── AVAILABLE RECORDS

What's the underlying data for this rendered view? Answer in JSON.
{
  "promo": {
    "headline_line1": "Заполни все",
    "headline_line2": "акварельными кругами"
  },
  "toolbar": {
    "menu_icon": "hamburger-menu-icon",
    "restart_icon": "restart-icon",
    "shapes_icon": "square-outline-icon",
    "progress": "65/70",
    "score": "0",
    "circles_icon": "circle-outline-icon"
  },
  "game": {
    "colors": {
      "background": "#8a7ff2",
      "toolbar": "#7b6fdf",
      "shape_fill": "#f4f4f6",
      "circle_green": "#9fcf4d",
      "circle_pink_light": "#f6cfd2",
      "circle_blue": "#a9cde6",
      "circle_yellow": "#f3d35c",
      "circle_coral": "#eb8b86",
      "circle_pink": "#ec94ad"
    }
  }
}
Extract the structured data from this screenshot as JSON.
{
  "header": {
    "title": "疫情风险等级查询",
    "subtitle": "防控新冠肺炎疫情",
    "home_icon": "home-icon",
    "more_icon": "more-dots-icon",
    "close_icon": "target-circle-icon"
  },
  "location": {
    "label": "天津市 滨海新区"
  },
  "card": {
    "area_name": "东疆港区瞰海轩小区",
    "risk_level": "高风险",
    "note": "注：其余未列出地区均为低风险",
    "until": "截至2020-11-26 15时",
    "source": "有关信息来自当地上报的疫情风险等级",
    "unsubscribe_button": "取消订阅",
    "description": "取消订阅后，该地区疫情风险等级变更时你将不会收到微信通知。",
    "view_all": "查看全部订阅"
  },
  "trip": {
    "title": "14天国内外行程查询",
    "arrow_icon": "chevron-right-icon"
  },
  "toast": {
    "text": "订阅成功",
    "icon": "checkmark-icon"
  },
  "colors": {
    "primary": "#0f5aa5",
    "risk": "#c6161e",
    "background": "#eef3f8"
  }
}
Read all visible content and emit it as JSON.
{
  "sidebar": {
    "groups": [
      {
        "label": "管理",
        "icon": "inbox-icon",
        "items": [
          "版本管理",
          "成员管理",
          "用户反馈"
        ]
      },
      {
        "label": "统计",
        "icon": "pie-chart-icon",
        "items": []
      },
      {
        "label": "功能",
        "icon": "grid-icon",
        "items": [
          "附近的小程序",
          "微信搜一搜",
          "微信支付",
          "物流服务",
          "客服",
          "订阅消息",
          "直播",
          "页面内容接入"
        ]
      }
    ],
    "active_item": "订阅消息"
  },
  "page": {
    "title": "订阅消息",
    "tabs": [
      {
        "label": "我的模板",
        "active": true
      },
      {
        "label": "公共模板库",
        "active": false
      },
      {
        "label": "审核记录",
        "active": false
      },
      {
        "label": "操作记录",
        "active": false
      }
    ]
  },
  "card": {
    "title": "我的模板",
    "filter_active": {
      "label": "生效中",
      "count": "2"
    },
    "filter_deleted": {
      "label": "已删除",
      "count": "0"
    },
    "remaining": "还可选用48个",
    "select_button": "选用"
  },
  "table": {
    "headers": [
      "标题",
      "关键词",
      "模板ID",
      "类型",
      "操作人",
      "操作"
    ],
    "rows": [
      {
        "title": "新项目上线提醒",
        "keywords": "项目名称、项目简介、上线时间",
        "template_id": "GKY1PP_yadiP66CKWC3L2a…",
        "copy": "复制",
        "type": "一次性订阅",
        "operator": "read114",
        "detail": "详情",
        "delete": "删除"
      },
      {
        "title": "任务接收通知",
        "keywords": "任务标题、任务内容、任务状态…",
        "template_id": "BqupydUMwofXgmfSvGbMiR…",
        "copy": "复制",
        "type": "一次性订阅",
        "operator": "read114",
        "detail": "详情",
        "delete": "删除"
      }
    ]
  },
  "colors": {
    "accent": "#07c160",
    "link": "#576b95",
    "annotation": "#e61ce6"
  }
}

────

WHAT TO PRODUCE
Each line above that holds the string "JSON" should be copied and shown.

ANSWER TO THE TASK
What's the underlying data for this rendered view? Answer in JSON.
Extract the structured data from this screenshot as JSON.
Read all visible content and emit it as JSON.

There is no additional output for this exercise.